■ Instructions to follow ■
All of the material should be reproduced exactly, with pictures left out.

■ Supplied records ■
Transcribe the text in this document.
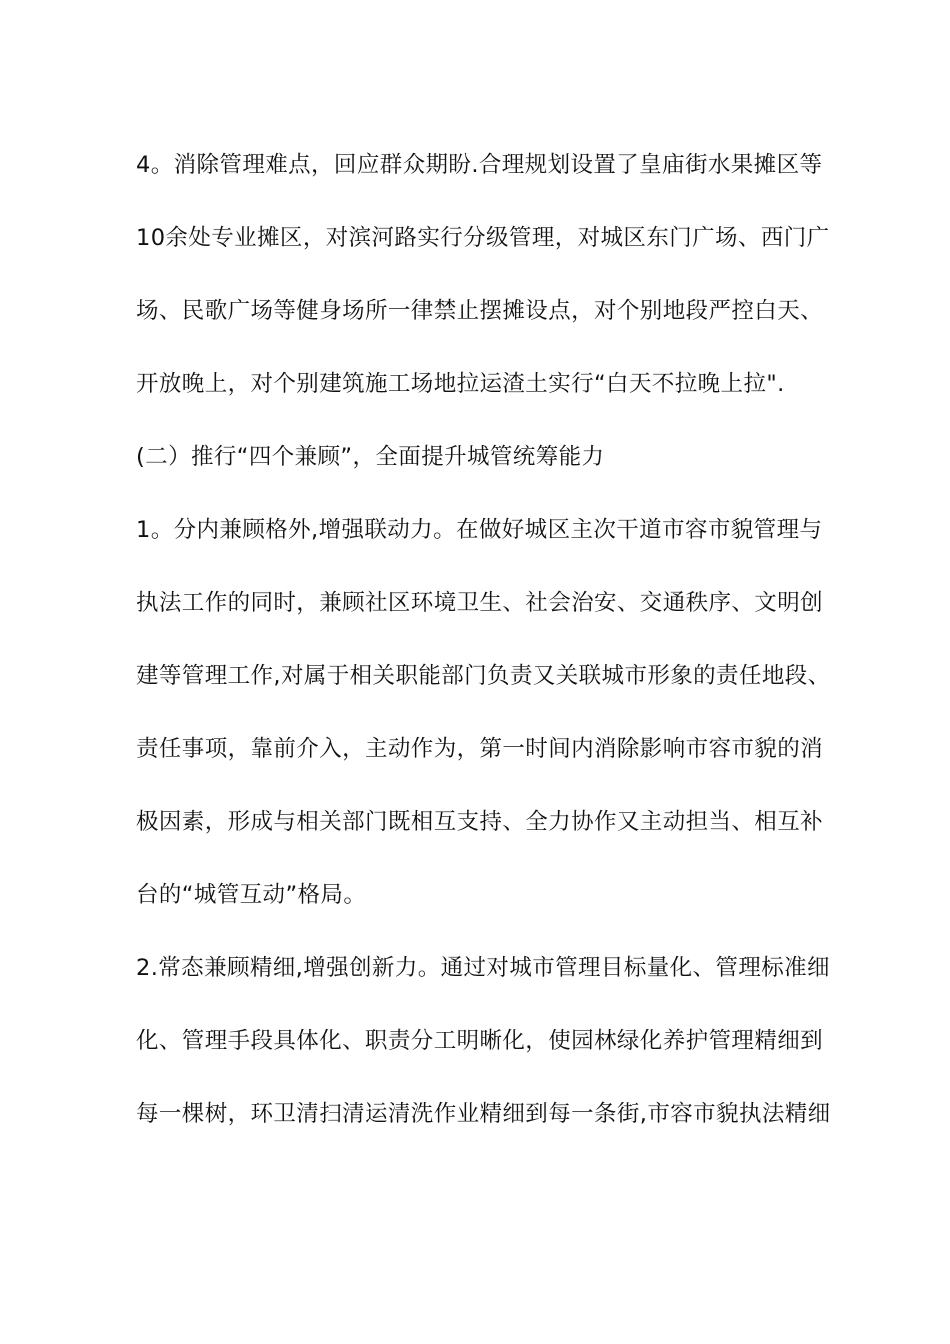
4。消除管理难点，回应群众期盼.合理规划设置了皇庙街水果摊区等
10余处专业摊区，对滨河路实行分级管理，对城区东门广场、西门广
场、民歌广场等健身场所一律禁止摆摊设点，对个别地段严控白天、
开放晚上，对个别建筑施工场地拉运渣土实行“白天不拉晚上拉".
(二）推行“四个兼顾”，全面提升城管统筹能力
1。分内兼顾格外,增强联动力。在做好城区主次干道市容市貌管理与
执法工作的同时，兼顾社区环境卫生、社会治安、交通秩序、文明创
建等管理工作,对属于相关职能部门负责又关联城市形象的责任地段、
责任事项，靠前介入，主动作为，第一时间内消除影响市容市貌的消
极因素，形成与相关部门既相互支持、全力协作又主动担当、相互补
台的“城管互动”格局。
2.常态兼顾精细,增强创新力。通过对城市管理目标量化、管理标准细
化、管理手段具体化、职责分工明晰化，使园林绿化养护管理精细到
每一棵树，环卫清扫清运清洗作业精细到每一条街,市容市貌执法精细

■ Solution ■
Transcribe the text in this document.
4。消除管理难点，回应群众期盼.合理规划设置了皇庙街水果摊区等
10余处专业摊区，对滨河路实行分级管理，对城区东门广场、西门广
场、民歌广场等健身场所一律禁止摆摊设点，对个别地段严控白天、
开放晚上，对个别建筑施工场地拉运渣土实行“白天不拉晚上拉".
(二）推行“四个兼顾”，全面提升城管统筹能力
1。分内兼顾格外,增强联动力。在做好城区主次干道市容市貌管理与
执法工作的同时，兼顾社区环境卫生、社会治安、交通秩序、文明创
建等管理工作,对属于相关职能部门负责又关联城市形象的责任地段、
责任事项，靠前介入，主动作为，第一时间内消除影响市容市貌的消
极因素，形成与相关部门既相互支持、全力协作又主动担当、相互补
台的“城管互动”格局。
2.常态兼顾精细,增强创新力。通过对城市管理目标量化、管理标准细
化、管理手段具体化、职责分工明晰化，使园林绿化养护管理精细到
每一棵树，环卫清扫清运清洗作业精细到每一条街,市容市貌执法精细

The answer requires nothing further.